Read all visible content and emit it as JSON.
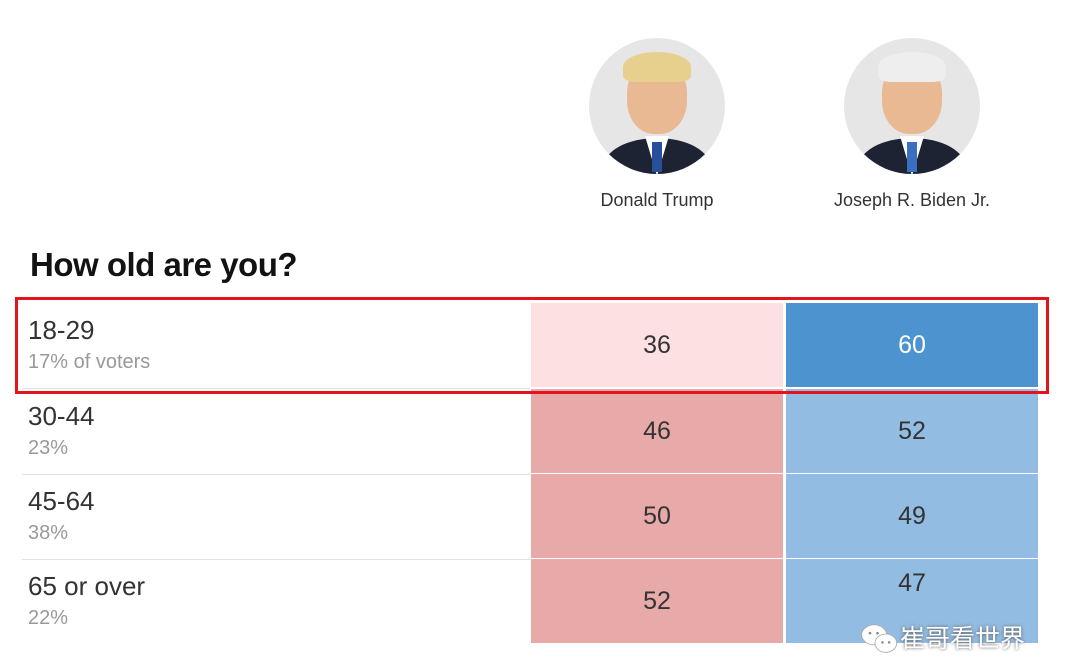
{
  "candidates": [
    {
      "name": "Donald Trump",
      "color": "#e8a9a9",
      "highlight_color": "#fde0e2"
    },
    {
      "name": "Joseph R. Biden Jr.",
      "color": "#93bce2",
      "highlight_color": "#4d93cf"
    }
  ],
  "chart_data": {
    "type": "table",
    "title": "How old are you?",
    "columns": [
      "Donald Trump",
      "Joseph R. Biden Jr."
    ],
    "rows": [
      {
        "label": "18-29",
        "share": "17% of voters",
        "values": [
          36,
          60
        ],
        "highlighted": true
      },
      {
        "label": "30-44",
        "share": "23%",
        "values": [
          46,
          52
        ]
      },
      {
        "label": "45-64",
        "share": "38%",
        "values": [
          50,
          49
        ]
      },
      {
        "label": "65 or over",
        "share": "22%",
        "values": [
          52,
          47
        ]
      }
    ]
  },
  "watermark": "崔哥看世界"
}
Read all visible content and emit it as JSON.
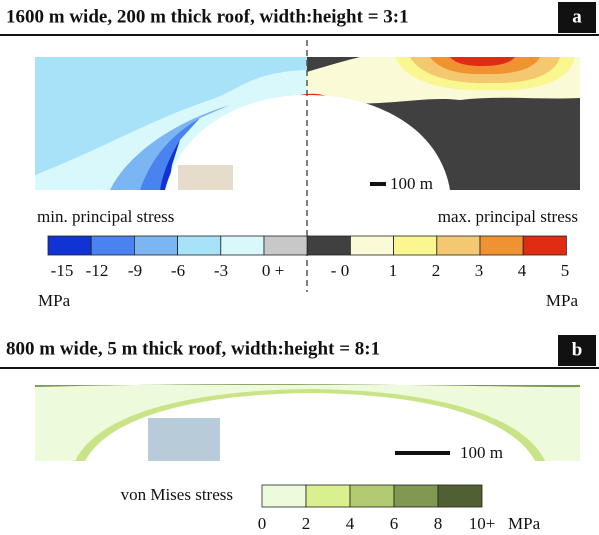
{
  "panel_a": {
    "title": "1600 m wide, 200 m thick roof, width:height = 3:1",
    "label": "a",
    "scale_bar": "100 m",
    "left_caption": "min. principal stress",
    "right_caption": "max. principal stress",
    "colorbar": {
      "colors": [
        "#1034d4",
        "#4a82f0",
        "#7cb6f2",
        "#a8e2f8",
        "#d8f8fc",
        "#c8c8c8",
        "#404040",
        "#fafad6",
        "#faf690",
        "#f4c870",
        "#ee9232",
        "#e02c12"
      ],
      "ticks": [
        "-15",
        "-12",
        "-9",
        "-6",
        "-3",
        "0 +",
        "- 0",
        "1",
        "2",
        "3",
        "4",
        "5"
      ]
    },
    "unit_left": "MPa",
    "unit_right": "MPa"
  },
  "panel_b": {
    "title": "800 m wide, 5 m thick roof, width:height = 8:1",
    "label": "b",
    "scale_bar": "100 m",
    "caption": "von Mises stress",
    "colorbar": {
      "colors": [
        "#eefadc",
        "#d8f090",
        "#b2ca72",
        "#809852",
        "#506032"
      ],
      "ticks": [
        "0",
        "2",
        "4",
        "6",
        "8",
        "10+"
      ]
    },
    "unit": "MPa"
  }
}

..............................

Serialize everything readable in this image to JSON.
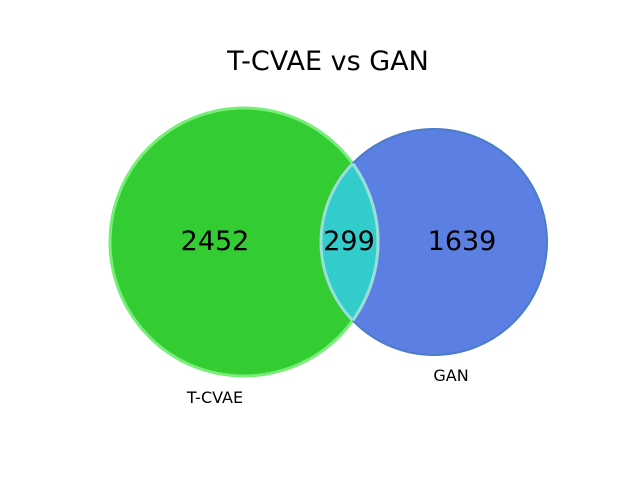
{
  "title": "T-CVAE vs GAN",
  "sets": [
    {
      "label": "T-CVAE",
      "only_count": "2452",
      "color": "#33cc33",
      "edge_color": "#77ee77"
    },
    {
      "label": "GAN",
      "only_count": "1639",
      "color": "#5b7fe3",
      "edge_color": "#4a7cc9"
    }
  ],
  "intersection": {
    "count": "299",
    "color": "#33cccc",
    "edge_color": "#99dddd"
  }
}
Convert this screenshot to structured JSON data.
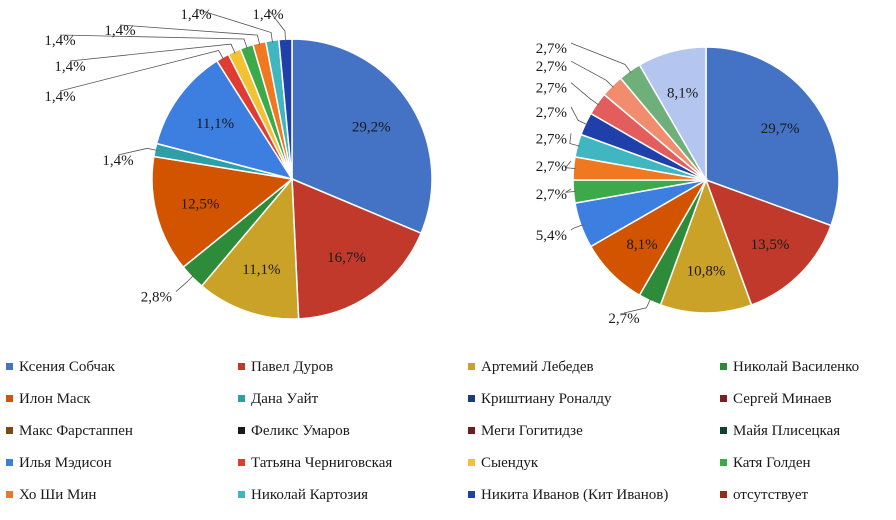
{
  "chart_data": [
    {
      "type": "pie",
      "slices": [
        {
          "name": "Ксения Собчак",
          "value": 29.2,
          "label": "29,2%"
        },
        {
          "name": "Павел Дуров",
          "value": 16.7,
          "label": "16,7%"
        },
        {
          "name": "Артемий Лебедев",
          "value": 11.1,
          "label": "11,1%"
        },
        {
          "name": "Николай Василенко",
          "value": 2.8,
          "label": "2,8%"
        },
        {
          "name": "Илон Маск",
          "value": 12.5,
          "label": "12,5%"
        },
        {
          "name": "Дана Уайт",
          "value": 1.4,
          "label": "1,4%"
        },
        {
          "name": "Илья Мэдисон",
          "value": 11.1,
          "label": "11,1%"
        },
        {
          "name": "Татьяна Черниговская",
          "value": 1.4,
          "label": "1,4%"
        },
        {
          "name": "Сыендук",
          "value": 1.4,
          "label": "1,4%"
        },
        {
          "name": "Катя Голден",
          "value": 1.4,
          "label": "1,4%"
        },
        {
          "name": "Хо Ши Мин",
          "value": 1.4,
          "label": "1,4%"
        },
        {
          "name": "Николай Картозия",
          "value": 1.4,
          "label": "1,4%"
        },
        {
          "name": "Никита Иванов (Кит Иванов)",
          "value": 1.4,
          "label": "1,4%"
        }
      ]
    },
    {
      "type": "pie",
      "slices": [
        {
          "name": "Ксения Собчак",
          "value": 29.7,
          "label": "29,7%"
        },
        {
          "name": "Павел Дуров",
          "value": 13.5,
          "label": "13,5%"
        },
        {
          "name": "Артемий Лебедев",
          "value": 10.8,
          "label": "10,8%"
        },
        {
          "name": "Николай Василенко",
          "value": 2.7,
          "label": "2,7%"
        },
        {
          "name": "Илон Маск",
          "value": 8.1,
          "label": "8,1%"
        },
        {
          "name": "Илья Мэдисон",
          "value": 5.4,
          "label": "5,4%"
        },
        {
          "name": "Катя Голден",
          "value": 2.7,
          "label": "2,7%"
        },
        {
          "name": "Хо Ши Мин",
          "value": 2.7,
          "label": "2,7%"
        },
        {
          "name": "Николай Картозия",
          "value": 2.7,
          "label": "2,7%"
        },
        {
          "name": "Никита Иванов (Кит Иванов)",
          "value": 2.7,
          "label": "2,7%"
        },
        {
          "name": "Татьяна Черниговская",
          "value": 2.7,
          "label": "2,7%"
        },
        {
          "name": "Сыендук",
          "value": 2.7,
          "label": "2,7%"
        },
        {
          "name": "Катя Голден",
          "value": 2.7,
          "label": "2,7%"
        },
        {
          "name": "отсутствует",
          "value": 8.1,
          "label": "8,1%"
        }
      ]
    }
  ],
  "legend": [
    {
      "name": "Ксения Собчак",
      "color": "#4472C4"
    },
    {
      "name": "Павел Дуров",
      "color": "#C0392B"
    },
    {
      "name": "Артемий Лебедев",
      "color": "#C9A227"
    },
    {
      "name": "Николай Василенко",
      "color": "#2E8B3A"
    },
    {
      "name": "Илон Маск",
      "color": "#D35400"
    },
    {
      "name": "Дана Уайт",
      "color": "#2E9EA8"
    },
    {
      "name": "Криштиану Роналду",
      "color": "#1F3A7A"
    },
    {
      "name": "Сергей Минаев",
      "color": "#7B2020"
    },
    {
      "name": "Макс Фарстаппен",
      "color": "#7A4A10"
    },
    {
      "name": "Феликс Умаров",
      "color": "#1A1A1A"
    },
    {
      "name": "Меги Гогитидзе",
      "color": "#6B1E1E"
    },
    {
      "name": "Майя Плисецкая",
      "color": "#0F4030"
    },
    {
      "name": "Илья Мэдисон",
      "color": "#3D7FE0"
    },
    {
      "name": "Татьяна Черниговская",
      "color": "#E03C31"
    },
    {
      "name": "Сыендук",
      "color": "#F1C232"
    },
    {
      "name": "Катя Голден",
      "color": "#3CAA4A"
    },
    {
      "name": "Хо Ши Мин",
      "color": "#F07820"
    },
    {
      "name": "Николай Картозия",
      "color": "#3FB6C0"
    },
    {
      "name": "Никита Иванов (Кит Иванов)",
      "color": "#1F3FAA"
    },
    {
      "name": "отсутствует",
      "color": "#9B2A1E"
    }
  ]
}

..............................

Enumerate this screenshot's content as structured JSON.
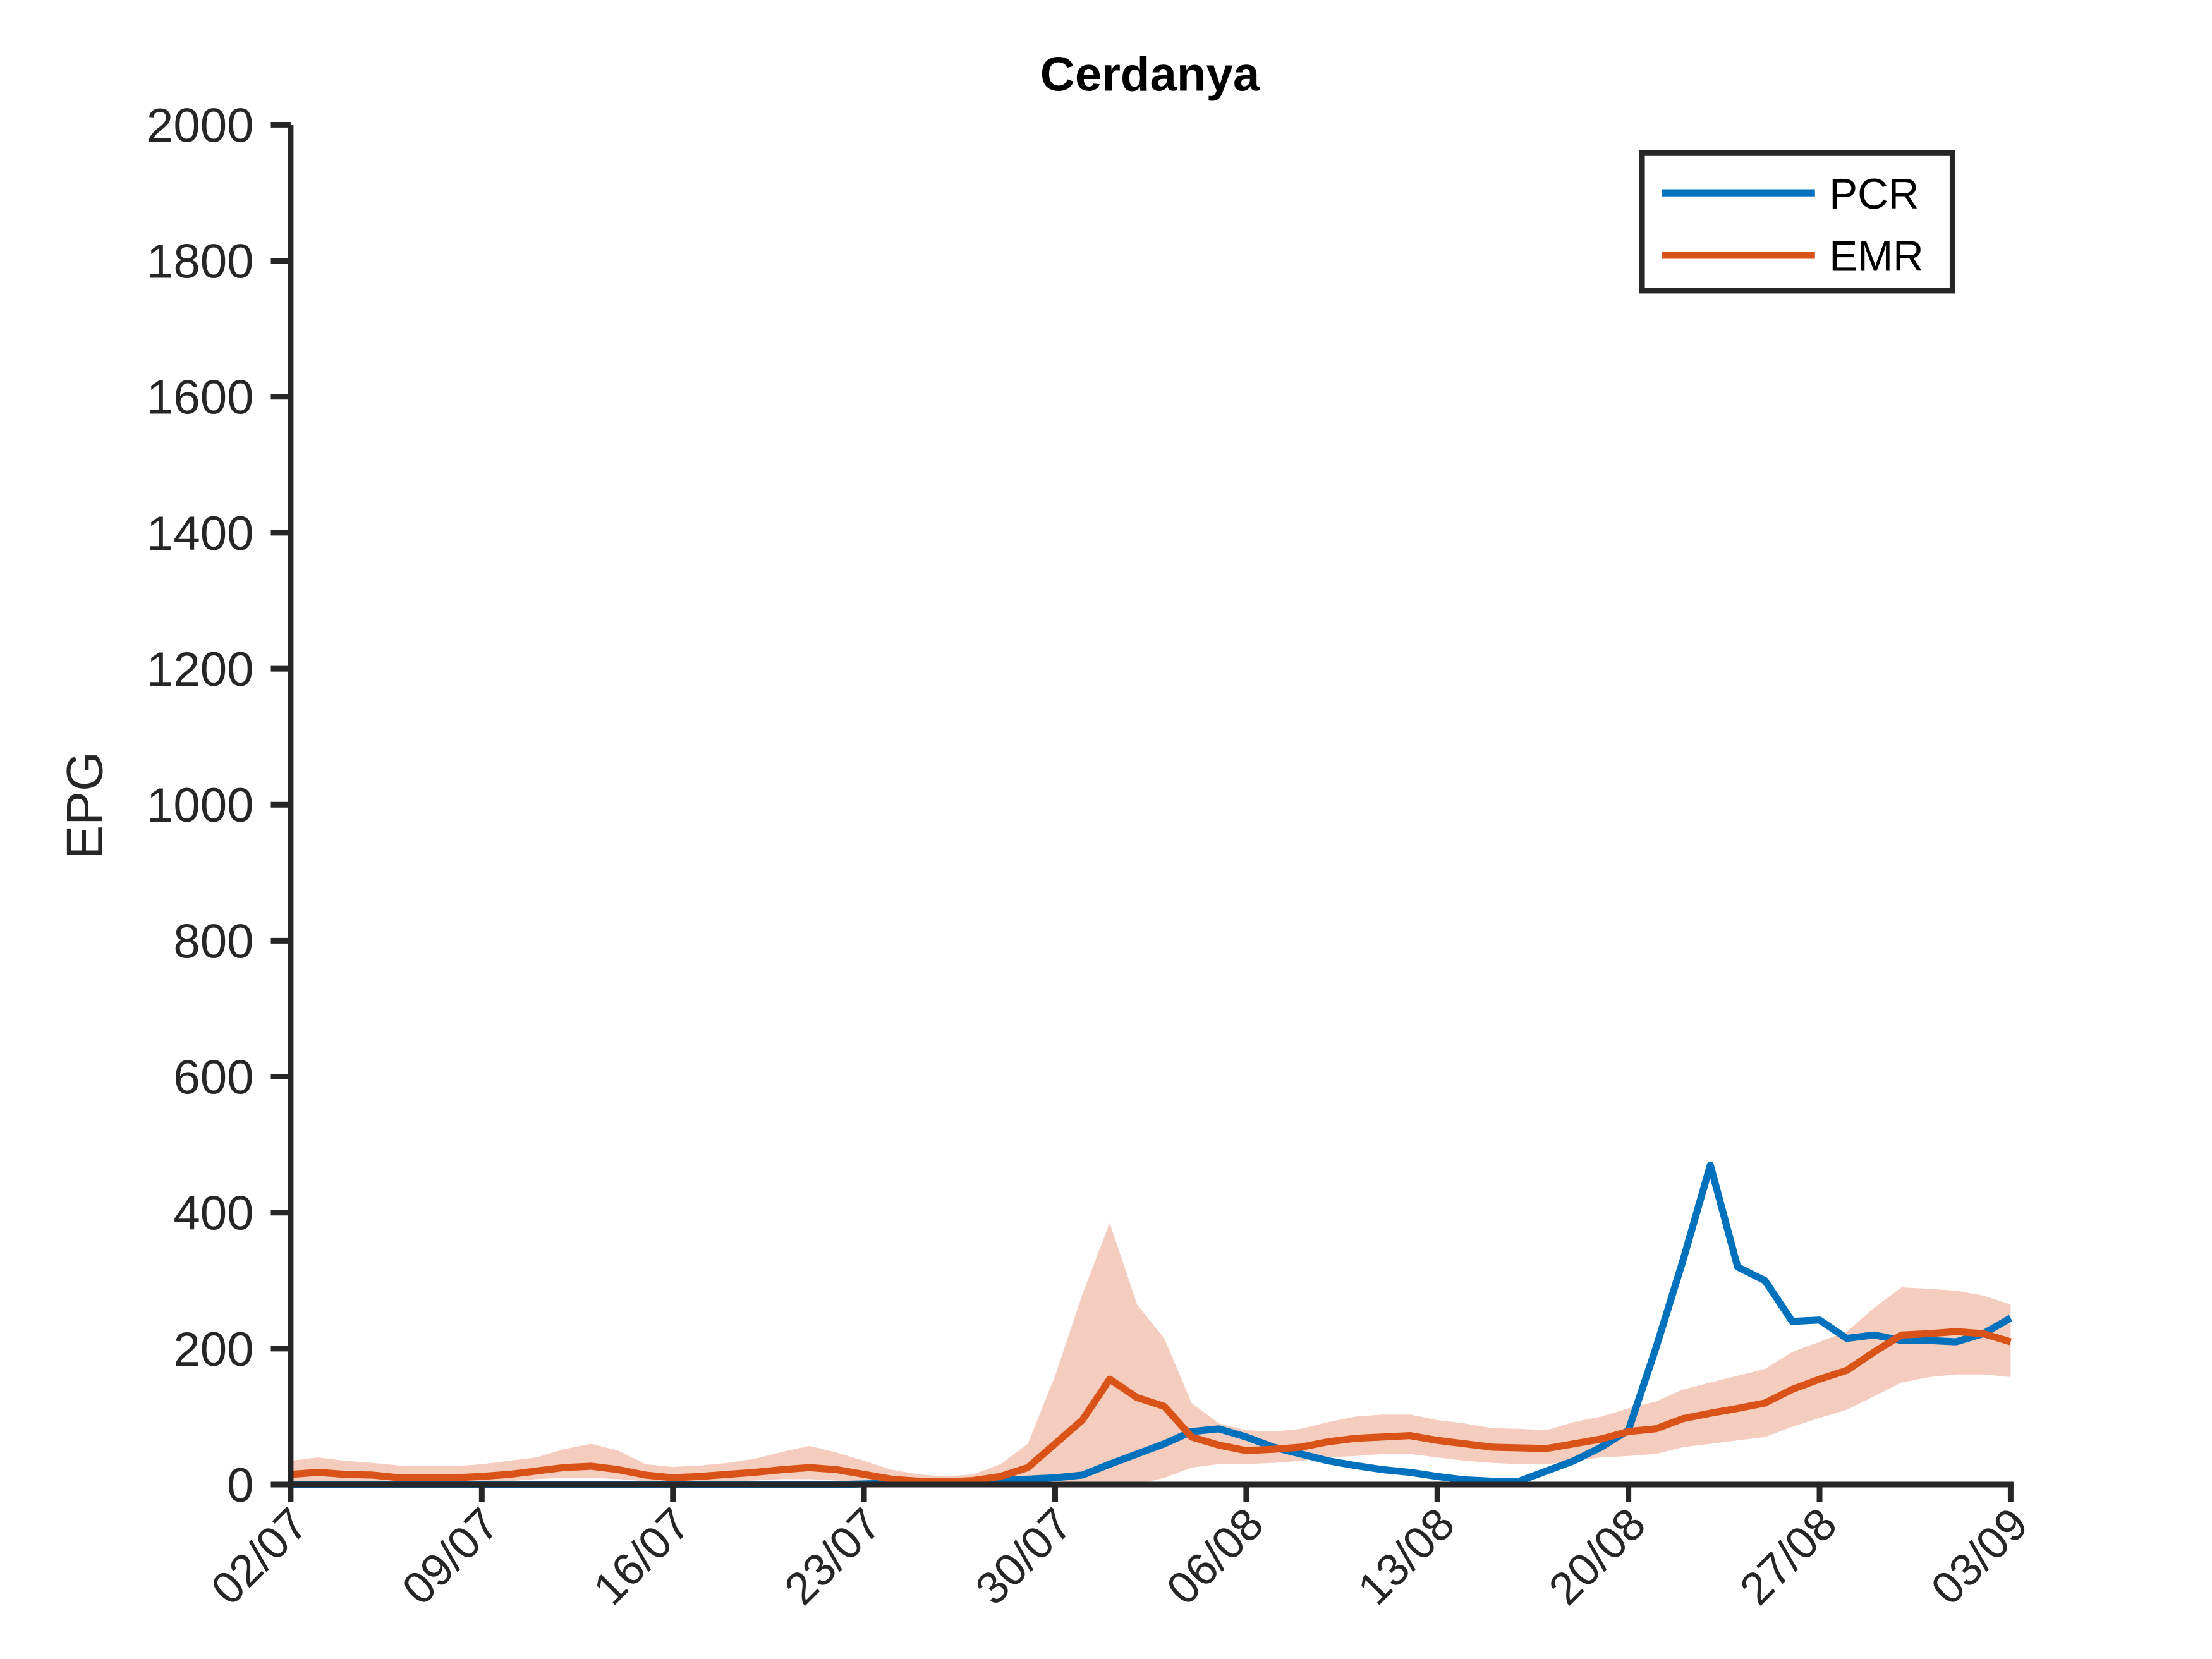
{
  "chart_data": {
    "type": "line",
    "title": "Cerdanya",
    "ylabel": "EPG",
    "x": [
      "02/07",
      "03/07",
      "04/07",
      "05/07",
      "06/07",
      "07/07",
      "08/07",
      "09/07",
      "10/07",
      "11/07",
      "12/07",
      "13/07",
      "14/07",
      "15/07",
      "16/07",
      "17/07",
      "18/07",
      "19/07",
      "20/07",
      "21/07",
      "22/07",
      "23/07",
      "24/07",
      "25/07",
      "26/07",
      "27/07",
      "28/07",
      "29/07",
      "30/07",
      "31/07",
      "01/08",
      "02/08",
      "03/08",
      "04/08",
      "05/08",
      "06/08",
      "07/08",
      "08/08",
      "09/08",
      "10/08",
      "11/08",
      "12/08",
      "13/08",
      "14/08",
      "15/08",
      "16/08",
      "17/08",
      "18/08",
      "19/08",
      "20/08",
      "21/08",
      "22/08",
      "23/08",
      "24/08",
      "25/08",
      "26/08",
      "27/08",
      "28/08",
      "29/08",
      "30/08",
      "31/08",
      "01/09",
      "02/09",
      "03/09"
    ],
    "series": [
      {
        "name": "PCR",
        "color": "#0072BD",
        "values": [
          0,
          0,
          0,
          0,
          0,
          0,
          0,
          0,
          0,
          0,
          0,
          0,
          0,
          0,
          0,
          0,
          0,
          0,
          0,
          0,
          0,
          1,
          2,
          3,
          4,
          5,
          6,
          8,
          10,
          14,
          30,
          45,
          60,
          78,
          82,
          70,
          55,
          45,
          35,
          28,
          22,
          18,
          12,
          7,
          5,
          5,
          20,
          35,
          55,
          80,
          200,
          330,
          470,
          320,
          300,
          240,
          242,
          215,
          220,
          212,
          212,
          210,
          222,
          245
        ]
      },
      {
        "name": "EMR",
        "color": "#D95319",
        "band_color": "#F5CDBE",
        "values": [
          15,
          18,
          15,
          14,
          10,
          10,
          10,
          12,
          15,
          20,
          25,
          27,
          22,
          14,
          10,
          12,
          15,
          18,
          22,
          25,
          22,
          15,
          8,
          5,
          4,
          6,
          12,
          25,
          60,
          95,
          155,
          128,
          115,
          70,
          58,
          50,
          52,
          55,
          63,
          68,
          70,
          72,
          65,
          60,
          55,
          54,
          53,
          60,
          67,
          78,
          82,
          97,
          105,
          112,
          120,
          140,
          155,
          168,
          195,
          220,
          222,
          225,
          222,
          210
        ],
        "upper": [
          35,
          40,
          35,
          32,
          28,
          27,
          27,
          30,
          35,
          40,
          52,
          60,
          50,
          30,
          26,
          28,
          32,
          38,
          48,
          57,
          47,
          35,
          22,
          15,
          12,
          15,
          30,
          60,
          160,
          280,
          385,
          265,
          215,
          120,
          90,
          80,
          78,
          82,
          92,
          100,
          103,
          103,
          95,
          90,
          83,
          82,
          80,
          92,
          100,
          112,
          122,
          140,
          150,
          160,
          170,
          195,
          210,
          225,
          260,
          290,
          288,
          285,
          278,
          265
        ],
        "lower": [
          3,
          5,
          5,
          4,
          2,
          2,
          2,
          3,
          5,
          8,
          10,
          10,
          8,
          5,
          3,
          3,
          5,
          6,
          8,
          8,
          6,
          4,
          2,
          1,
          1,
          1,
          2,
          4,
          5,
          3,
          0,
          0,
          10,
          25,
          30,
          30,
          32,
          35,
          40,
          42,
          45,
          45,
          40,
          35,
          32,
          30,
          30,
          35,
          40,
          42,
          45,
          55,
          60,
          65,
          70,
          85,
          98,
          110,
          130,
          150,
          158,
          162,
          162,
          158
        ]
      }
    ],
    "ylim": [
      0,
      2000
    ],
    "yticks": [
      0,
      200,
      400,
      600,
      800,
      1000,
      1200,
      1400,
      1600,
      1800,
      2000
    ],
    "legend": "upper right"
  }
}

..............................

== WHAT TO DO ==
Looking at the data above, show all lines where the word "structured" occurs.

== FULL RESPONSE ==
Convert this screenshot to structured JSON data.
Enumerate this screenshot's content as structured JSON.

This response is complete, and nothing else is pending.